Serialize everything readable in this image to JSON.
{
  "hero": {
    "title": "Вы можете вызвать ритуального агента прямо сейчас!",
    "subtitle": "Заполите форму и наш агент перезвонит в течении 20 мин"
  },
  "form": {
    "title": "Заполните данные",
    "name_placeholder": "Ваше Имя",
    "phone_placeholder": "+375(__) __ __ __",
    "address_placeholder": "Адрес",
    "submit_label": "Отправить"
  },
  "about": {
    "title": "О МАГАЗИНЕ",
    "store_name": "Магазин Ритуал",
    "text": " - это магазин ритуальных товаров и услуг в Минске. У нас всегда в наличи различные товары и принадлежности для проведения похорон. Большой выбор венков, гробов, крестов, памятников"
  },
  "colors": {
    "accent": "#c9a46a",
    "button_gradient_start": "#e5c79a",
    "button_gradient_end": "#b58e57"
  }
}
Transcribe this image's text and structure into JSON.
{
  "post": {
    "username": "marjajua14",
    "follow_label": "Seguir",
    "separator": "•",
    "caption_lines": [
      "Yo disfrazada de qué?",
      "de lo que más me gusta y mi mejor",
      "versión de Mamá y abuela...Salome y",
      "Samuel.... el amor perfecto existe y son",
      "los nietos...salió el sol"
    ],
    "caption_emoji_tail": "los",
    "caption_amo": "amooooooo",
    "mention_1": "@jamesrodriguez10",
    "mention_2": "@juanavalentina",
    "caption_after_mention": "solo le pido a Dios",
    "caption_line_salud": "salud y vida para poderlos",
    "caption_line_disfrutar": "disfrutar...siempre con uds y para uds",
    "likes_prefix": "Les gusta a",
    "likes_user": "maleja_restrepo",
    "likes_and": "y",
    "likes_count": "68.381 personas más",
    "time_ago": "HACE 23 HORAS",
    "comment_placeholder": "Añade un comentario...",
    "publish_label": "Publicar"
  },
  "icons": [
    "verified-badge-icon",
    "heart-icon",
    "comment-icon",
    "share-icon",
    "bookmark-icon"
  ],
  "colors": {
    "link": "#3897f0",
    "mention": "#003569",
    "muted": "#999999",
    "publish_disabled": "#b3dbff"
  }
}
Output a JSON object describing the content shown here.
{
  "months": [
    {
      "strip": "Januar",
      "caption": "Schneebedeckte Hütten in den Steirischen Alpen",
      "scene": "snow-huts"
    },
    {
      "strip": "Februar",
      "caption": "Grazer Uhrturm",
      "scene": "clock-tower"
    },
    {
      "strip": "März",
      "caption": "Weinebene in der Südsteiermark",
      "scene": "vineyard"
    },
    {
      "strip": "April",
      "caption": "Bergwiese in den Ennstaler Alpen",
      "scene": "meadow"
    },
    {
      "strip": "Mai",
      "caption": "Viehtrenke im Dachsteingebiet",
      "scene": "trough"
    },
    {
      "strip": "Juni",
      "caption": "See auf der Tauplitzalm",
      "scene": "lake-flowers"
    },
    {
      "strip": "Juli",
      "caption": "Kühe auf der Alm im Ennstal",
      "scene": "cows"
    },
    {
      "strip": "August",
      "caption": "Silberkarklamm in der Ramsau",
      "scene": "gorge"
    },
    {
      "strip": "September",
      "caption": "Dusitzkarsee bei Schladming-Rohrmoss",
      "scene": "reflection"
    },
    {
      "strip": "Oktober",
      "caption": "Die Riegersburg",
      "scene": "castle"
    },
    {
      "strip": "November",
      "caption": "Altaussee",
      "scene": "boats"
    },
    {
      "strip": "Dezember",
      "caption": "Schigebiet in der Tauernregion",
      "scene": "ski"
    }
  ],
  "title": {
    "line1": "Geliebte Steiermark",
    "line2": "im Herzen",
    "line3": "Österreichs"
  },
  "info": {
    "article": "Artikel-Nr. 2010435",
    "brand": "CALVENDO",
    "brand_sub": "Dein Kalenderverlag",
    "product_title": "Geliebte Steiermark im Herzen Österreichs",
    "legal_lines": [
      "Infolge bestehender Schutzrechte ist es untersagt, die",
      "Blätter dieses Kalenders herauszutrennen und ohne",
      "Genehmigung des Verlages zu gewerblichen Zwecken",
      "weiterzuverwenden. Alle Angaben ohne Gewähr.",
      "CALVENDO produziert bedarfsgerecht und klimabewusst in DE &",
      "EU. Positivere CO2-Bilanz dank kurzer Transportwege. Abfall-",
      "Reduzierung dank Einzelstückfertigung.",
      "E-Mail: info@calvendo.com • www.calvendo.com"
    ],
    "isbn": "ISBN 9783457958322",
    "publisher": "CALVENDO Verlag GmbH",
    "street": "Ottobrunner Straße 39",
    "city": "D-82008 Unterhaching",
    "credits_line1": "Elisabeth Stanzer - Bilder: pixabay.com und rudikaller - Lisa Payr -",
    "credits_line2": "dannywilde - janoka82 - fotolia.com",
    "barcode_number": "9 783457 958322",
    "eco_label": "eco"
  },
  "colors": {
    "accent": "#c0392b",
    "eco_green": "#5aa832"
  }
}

******************************

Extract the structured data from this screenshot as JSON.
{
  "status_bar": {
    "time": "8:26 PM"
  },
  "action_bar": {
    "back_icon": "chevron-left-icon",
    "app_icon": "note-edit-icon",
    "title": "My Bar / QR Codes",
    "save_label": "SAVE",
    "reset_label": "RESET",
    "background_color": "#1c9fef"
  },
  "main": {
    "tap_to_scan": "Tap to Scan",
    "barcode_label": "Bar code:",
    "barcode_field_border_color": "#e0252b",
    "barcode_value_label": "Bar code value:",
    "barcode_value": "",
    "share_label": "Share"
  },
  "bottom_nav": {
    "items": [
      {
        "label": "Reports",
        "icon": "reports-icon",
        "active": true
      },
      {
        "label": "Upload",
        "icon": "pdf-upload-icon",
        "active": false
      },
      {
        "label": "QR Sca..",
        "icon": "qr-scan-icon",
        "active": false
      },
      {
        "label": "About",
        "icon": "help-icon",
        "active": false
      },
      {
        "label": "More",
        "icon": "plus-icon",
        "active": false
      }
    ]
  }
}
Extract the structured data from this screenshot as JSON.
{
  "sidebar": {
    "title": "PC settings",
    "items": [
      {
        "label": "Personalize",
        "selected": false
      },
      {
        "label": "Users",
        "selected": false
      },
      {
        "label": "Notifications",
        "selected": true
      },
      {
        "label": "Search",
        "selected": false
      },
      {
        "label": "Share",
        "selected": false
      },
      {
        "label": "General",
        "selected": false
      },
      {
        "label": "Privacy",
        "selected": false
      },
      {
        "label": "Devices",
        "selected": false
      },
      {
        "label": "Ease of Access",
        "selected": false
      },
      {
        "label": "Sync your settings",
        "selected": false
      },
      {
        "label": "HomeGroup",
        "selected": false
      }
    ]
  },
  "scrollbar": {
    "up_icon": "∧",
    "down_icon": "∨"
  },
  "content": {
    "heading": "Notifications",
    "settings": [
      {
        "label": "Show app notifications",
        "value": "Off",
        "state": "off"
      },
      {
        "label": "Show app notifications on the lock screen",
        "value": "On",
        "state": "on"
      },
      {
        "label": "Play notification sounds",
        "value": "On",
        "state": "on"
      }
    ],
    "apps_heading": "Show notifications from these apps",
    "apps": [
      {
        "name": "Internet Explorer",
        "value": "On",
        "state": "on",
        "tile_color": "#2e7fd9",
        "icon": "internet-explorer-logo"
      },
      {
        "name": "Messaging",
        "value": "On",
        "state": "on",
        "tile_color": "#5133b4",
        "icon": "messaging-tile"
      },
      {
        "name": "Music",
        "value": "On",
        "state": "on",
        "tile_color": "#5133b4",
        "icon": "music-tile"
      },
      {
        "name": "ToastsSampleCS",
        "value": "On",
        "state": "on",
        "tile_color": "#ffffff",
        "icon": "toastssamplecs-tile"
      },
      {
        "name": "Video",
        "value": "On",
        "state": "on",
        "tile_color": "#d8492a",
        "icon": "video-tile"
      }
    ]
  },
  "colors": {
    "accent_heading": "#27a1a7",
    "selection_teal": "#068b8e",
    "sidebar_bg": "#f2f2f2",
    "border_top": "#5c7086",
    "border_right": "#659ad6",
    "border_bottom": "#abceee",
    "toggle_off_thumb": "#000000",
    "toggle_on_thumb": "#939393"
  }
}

******************************

▶ _Your instructions_
Filter out all lines lacking the word "image" and copy the rest.

▶ _Task solution_
Serialize everything readable in this image to JSON.
Transcribe this image's text and structure into JSON.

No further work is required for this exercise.